**Work instructions**
Pictures do not belong in the copy, so please give every entry below again exactly.

**The records**
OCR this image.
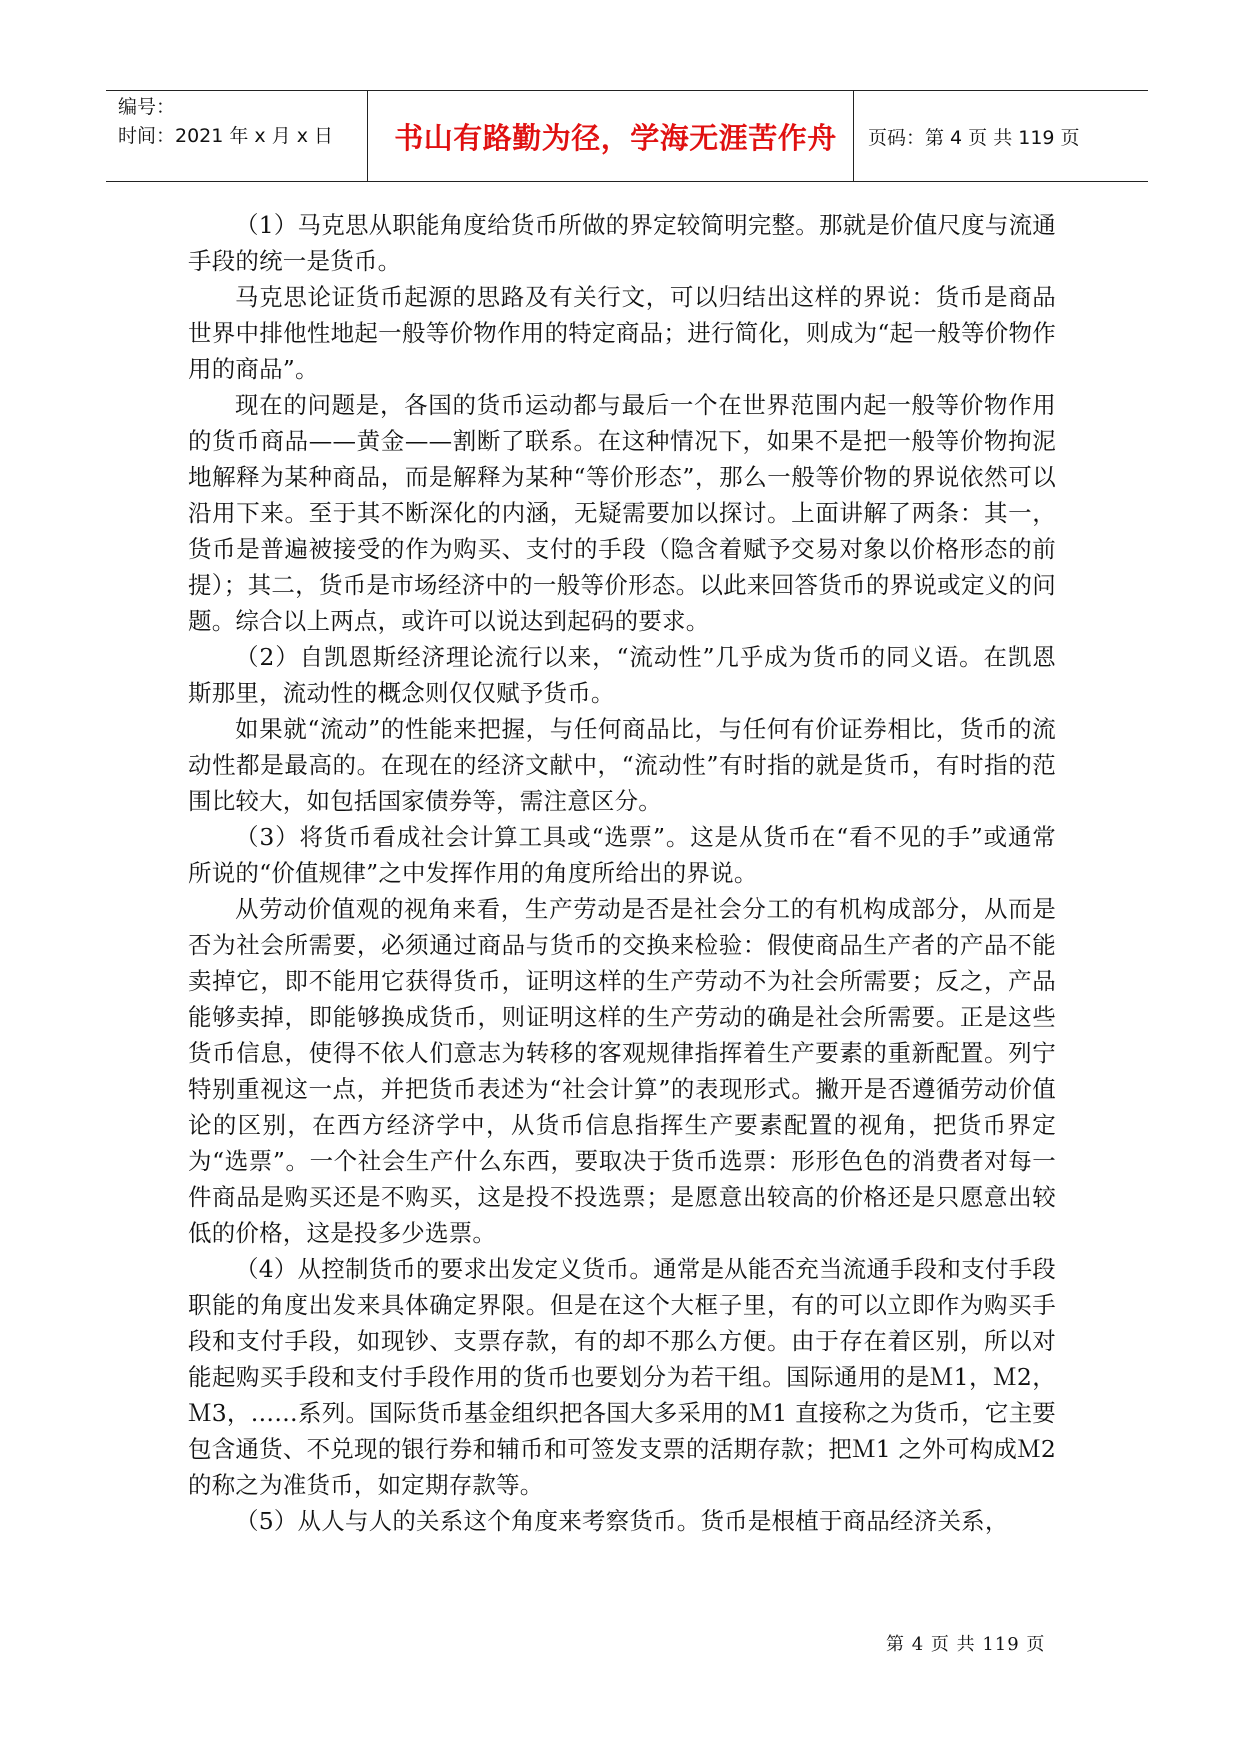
编号：
时间：2021 年 x 月 x 日	书山有路勤为径，学海无涯苦作舟 页码：第 4 页 共 119 页

（1）马克思从职能角度给货币所做的界定较简明完整。那就是价值尺度与流通手段的统一是货币。

马克思论证货币起源的思路及有关行文，可以归结出这样的界说：货币是商品世界中排他性地起一般等价物作用的特定商品；进行简化，则成为“起一般等价物作用的商品”。

现在的问题是，各国的货币运动都与最后一个在世界范围内起一般等价物作用的货币商品——黄金——割断了联系。在这种情况下，如果不是把一般等价物拘泥地解释为某种商品，而是解释为某种“等价形态”，那么一般等价物的界说依然可以沿用下来。至于其不断深化的内涵，无疑需要加以探讨。上面讲解了两条：其一，货币是普遍被接受的作为购买、支付的手段（隐含着赋予交易对象以价格形态的前提）；其二，货币是市场经济中的一般等价形态。以此来回答货币的界说或定义的问题。综合以上两点，或许可以说达到起码的要求。

（2）自凯恩斯经济理论流行以来，“流动性”几乎成为货币的同义语。在凯恩斯那里，流动性的概念则仅仅赋予货币。

如果就“流动”的性能来把握，与任何商品比，与任何有价证券相比，货币的流动性都是最高的。在现在的经济文献中，“流动性”有时指的就是货币，有时指的范围比较大，如包括国家债券等，需注意区分。

（3）将货币看成社会计算工具或“选票”。这是从货币在“看不见的手”或通常所说的“价值规律”之中发挥作用的角度所给出的界说。

从劳动价值观的视角来看，生产劳动是否是社会分工的有机构成部分，从而是否为社会所需要，必须通过商品与货币的交换来检验：假使商品生产者的产品不能卖掉它，即不能用它获得货币，证明这样的生产劳动不为社会所需要；反之，产品能够卖掉，即能够换成货币，则证明这样的生产劳动的确是社会所需要。正是这些货币信息，使得不依人们意志为转移的客观规律指挥着生产要素的重新配置。列宁特别重视这一点，并把货币表述为“社会计算”的表现形式。撇开是否遵循劳动价值论的区别，在西方经济学中，从货币信息指挥生产要素配置的视角，把货币界定为“选票”。一个社会生产什么东西，要取决于货币选票：形形色色的消费者对每一件商品是购买还是不购买，这是投不投选票；是愿意出较高的价格还是只愿意出较低的价格，这是投多少选票。

（4）从控制货币的要求出发定义货币。通常是从能否充当流通手段和支付手段职能的角度出发来具体确定界限。但是在这个大框子里，有的可以立即作为购买手段和支付手段，如现钞、支票存款，有的却不那么方便。由于存在着区别，所以对能起购买手段和支付手段作用的货币也要划分为若干组。国际通用的是Ｍ1，Ｍ2，Ｍ3，……系列。国际货币基金组织把各国大多采用的Ｍ1 直接称之为货币，它主要包含通货、不兑现的银行券和辅币和可签发支票的活期存款；把Ｍ1 之外可构成Ｍ2 的称之为准货币，如定期存款等。

（5）从人与人的关系这个角度来考察货币。货币是根植于商品经济关系，

第 4 页 共 119 页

**Exercise response**
OCR this image.
编号：
时间：2021 年 x 月 x 日	书山有路勤为径，学海无涯苦作舟 页码：第 4 页 共 119 页

（1）马克思从职能角度给货币所做的界定较简明完整。那就是价值尺度与流通手段的统一是货币。

马克思论证货币起源的思路及有关行文，可以归结出这样的界说：货币是商品世界中排他性地起一般等价物作用的特定商品；进行简化，则成为“起一般等价物作用的商品”。

现在的问题是，各国的货币运动都与最后一个在世界范围内起一般等价物作用的货币商品——黄金——割断了联系。在这种情况下，如果不是把一般等价物拘泥地解释为某种商品，而是解释为某种“等价形态”，那么一般等价物的界说依然可以沿用下来。至于其不断深化的内涵，无疑需要加以探讨。上面讲解了两条：其一，货币是普遍被接受的作为购买、支付的手段（隐含着赋予交易对象以价格形态的前提）；其二，货币是市场经济中的一般等价形态。以此来回答货币的界说或定义的问题。综合以上两点，或许可以说达到起码的要求。

（2）自凯恩斯经济理论流行以来，“流动性”几乎成为货币的同义语。在凯恩斯那里，流动性的概念则仅仅赋予货币。

如果就“流动”的性能来把握，与任何商品比，与任何有价证券相比，货币的流动性都是最高的。在现在的经济文献中，“流动性”有时指的就是货币，有时指的范围比较大，如包括国家债券等，需注意区分。

（3）将货币看成社会计算工具或“选票”。这是从货币在“看不见的手”或通常所说的“价值规律”之中发挥作用的角度所给出的界说。

从劳动价值观的视角来看，生产劳动是否是社会分工的有机构成部分，从而是否为社会所需要，必须通过商品与货币的交换来检验：假使商品生产者的产品不能卖掉它，即不能用它获得货币，证明这样的生产劳动不为社会所需要；反之，产品能够卖掉，即能够换成货币，则证明这样的生产劳动的确是社会所需要。正是这些货币信息，使得不依人们意志为转移的客观规律指挥着生产要素的重新配置。列宁特别重视这一点，并把货币表述为“社会计算”的表现形式。撇开是否遵循劳动价值论的区别，在西方经济学中，从货币信息指挥生产要素配置的视角，把货币界定为“选票”。一个社会生产什么东西，要取决于货币选票：形形色色的消费者对每一件商品是购买还是不购买，这是投不投选票；是愿意出较高的价格还是只愿意出较低的价格，这是投多少选票。

（4）从控制货币的要求出发定义货币。通常是从能否充当流通手段和支付手段职能的角度出发来具体确定界限。但是在这个大框子里，有的可以立即作为购买手段和支付手段，如现钞、支票存款，有的却不那么方便。由于存在着区别，所以对能起购买手段和支付手段作用的货币也要划分为若干组。国际通用的是Ｍ1，Ｍ2，Ｍ3，……系列。国际货币基金组织把各国大多采用的Ｍ1 直接称之为货币，它主要包含通货、不兑现的银行券和辅币和可签发支票的活期存款；把Ｍ1 之外可构成Ｍ2 的称之为准货币，如定期存款等。

（5）从人与人的关系这个角度来考察货币。货币是根植于商品经济关系，

第 4 页 共 119 页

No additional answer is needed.